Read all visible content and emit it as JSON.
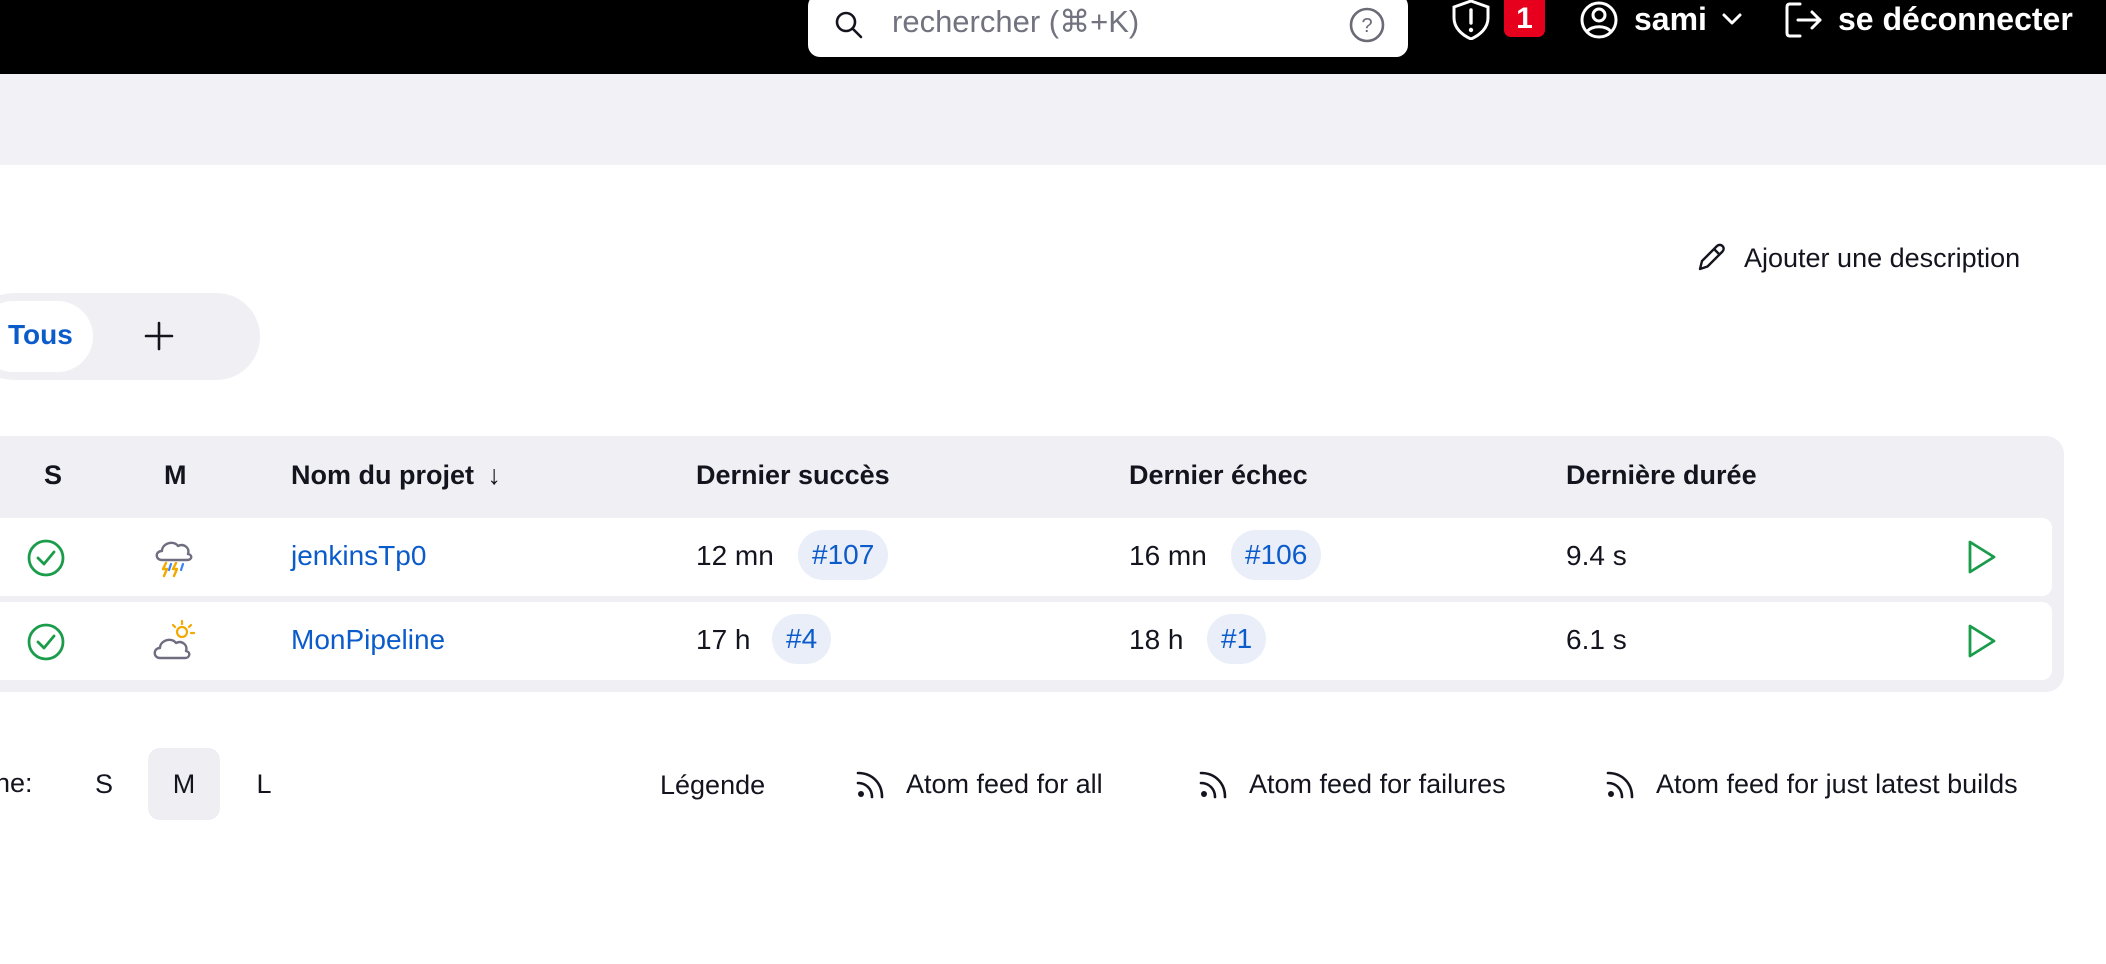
{
  "header": {
    "search_placeholder": "rechercher (⌘+K)",
    "security_count": "1",
    "username": "sami",
    "logout_label": "se déconnecter"
  },
  "main": {
    "add_description": "Ajouter une description",
    "tabs": [
      {
        "label": "Tous",
        "active": true
      }
    ]
  },
  "table": {
    "headers": {
      "status": "S",
      "weather": "M",
      "name": "Nom du projet",
      "sort_indicator": "↓",
      "last_success": "Dernier succès",
      "last_failure": "Dernier échec",
      "last_duration": "Dernière durée"
    },
    "rows": [
      {
        "status_icon": "success-check-icon",
        "weather_icon": "thunderstorm-icon",
        "name": "jenkinsTp0",
        "last_success_time": "12 mn",
        "last_success_build": "#107",
        "last_failure_time": "16 mn",
        "last_failure_build": "#106",
        "duration": "9.4 s"
      },
      {
        "status_icon": "success-check-icon",
        "weather_icon": "partly-cloudy-icon",
        "name": "MonPipeline",
        "last_success_time": "17 h",
        "last_success_build": "#4",
        "last_failure_time": "18 h",
        "last_failure_build": "#1",
        "duration": "6.1 s"
      }
    ]
  },
  "footer": {
    "icon_label": "ône:",
    "sizes": [
      "S",
      "M",
      "L"
    ],
    "selected_size": "M",
    "legend": "Légende",
    "feeds": [
      "Atom feed for all",
      "Atom feed for failures",
      "Atom feed for just latest builds"
    ]
  },
  "colors": {
    "header_bg": "#000000",
    "badge": "#e6001e",
    "link": "#0b5bcb",
    "success": "#1a9c4a",
    "band_bg": "#f2f2f6"
  }
}
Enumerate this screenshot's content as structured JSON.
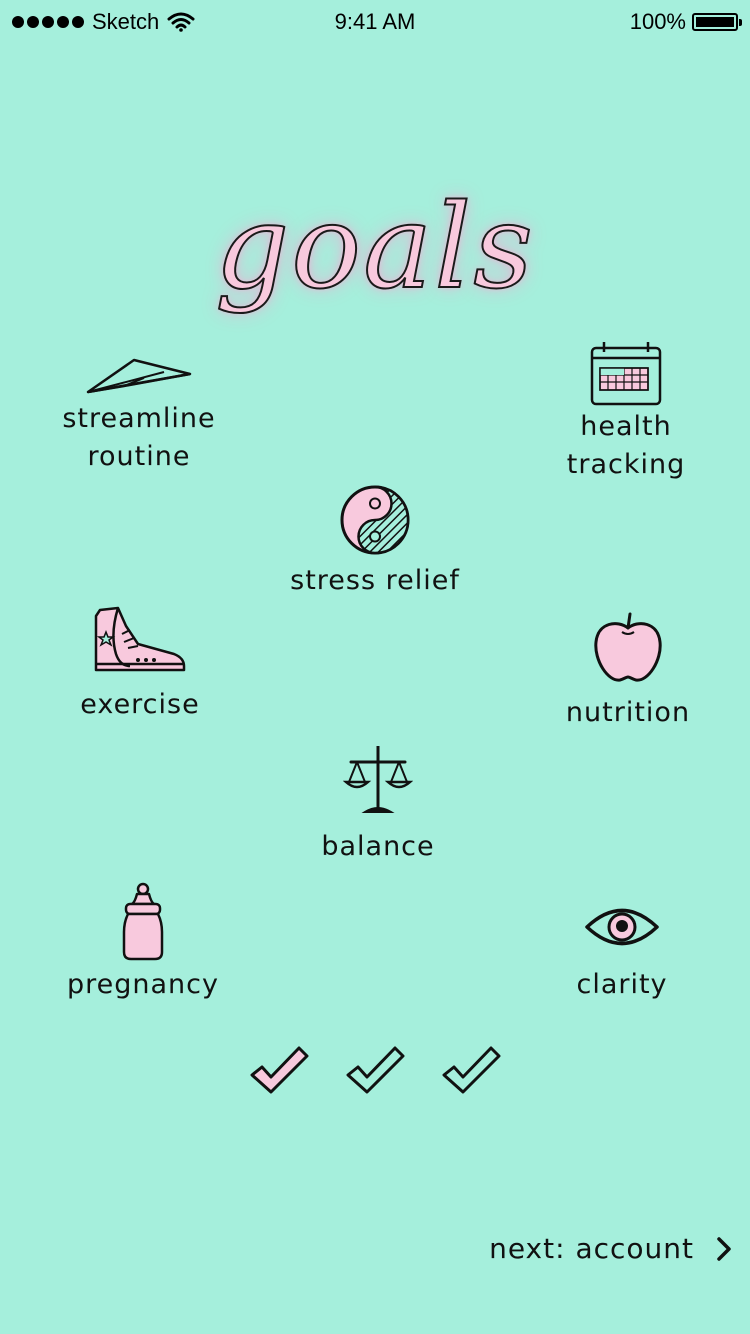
{
  "status_bar": {
    "carrier": "Sketch",
    "time": "9:41 AM",
    "battery": "100%"
  },
  "title": "goals",
  "goals": {
    "streamline": {
      "label": "streamline\nroutine",
      "icon": "paper-plane-icon"
    },
    "health": {
      "label": "health\ntracking",
      "icon": "calendar-icon"
    },
    "stress": {
      "label": "stress relief",
      "icon": "yin-yang-icon"
    },
    "exercise": {
      "label": "exercise",
      "icon": "sneaker-icon"
    },
    "nutrition": {
      "label": "nutrition",
      "icon": "apple-icon"
    },
    "balance": {
      "label": "balance",
      "icon": "scale-icon"
    },
    "pregnancy": {
      "label": "pregnancy",
      "icon": "baby-bottle-icon"
    },
    "clarity": {
      "label": "clarity",
      "icon": "eye-icon"
    }
  },
  "progress": {
    "steps": 3,
    "filled": 1
  },
  "footer": {
    "next_label": "next: account",
    "next_icon": "chevron-right-icon"
  },
  "colors": {
    "background": "#a5efdc",
    "accent_pink": "#f8c9dd",
    "ink": "#111111"
  }
}
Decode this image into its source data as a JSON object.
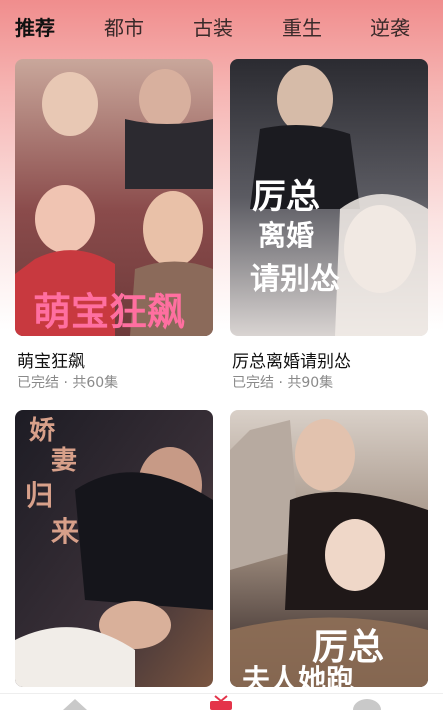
{
  "tabs": [
    {
      "label": "推荐",
      "active": true
    },
    {
      "label": "都市",
      "active": false
    },
    {
      "label": "古装",
      "active": false
    },
    {
      "label": "重生",
      "active": false
    },
    {
      "label": "逆袭",
      "active": false
    }
  ],
  "dramas": [
    {
      "title": "萌宝狂飙",
      "status": "已完结 · 共60集",
      "poster_text": "萌宝狂飙",
      "poster_colors": [
        "#c9a79b",
        "#6d3a3a",
        "#e85a8a"
      ]
    },
    {
      "title": "厉总离婚请别怂",
      "status": "已完结 · 共90集",
      "poster_text_lines": [
        "厉总",
        "离婚",
        "请别怂"
      ],
      "poster_colors": [
        "#2b2b31",
        "#7a7a80",
        "#d9d4d2"
      ]
    },
    {
      "title": "",
      "status": "",
      "poster_text_lines": [
        "娇",
        "妻",
        "归",
        "来"
      ],
      "poster_colors": [
        "#1d1c24",
        "#7a5540",
        "#c79a86"
      ]
    },
    {
      "title": "",
      "status": "",
      "poster_text_lines": [
        "厉总",
        "夫人她跑"
      ],
      "poster_colors": [
        "#d9d0c8",
        "#2a1e1e",
        "#8f6f56"
      ]
    }
  ],
  "accent_color": "#e4344a"
}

——

What to do »
The records above are to be reproduced exactly; the pictures are to be left out.

Exercise answer »
Read all visible content and emit it as JSON.
{
  "header": {
    "search_placeholder": "rechercher (⌘+K)",
    "security_count": "1",
    "username": "sami",
    "logout_label": "se déconnecter"
  },
  "main": {
    "add_description": "Ajouter une description",
    "tabs": [
      {
        "label": "Tous",
        "active": true
      }
    ]
  },
  "table": {
    "headers": {
      "status": "S",
      "weather": "M",
      "name": "Nom du projet",
      "sort_indicator": "↓",
      "last_success": "Dernier succès",
      "last_failure": "Dernier échec",
      "last_duration": "Dernière durée"
    },
    "rows": [
      {
        "status_icon": "success-check-icon",
        "weather_icon": "thunderstorm-icon",
        "name": "jenkinsTp0",
        "last_success_time": "12 mn",
        "last_success_build": "#107",
        "last_failure_time": "16 mn",
        "last_failure_build": "#106",
        "duration": "9.4 s"
      },
      {
        "status_icon": "success-check-icon",
        "weather_icon": "partly-cloudy-icon",
        "name": "MonPipeline",
        "last_success_time": "17 h",
        "last_success_build": "#4",
        "last_failure_time": "18 h",
        "last_failure_build": "#1",
        "duration": "6.1 s"
      }
    ]
  },
  "footer": {
    "icon_label": "ône:",
    "sizes": [
      "S",
      "M",
      "L"
    ],
    "selected_size": "M",
    "legend": "Légende",
    "feeds": [
      "Atom feed for all",
      "Atom feed for failures",
      "Atom feed for just latest builds"
    ]
  },
  "colors": {
    "header_bg": "#000000",
    "badge": "#e6001e",
    "link": "#0b5bcb",
    "success": "#1a9c4a",
    "band_bg": "#f2f2f6"
  }
}
Enumerate this screenshot's content as structured JSON.
{
  "status_bar": {
    "carrier": "Sketch",
    "time": "9:41 AM",
    "battery": "100%"
  },
  "title": "goals",
  "goals": {
    "streamline": {
      "label": "streamline\nroutine",
      "icon": "paper-plane-icon"
    },
    "health": {
      "label": "health\ntracking",
      "icon": "calendar-icon"
    },
    "stress": {
      "label": "stress relief",
      "icon": "yin-yang-icon"
    },
    "exercise": {
      "label": "exercise",
      "icon": "sneaker-icon"
    },
    "nutrition": {
      "label": "nutrition",
      "icon": "apple-icon"
    },
    "balance": {
      "label": "balance",
      "icon": "scale-icon"
    },
    "pregnancy": {
      "label": "pregnancy",
      "icon": "baby-bottle-icon"
    },
    "clarity": {
      "label": "clarity",
      "icon": "eye-icon"
    }
  },
  "progress": {
    "steps": 3,
    "filled": 1
  },
  "footer": {
    "next_label": "next: account",
    "next_icon": "chevron-right-icon"
  },
  "colors": {
    "background": "#a5efdc",
    "accent_pink": "#f8c9dd",
    "ink": "#111111"
  }
}
Decode this image into its source data as a JSON object.
{
  "tabs": [
    {
      "label": "推荐",
      "active": true
    },
    {
      "label": "都市",
      "active": false
    },
    {
      "label": "古装",
      "active": false
    },
    {
      "label": "重生",
      "active": false
    },
    {
      "label": "逆袭",
      "active": false
    }
  ],
  "dramas": [
    {
      "title": "萌宝狂飙",
      "status": "已完结 · 共60集",
      "poster_text": "萌宝狂飙",
      "poster_colors": [
        "#c9a79b",
        "#6d3a3a",
        "#e85a8a"
      ]
    },
    {
      "title": "厉总离婚请别怂",
      "status": "已完结 · 共90集",
      "poster_text_lines": [
        "厉总",
        "离婚",
        "请别怂"
      ],
      "poster_colors": [
        "#2b2b31",
        "#7a7a80",
        "#d9d4d2"
      ]
    },
    {
      "title": "",
      "status": "",
      "poster_text_lines": [
        "娇",
        "妻",
        "归",
        "来"
      ],
      "poster_colors": [
        "#1d1c24",
        "#7a5540",
        "#c79a86"
      ]
    },
    {
      "title": "",
      "status": "",
      "poster_text_lines": [
        "厉总",
        "夫人她跑"
      ],
      "poster_colors": [
        "#d9d0c8",
        "#2a1e1e",
        "#8f6f56"
      ]
    }
  ],
  "accent_color": "#e4344a"
}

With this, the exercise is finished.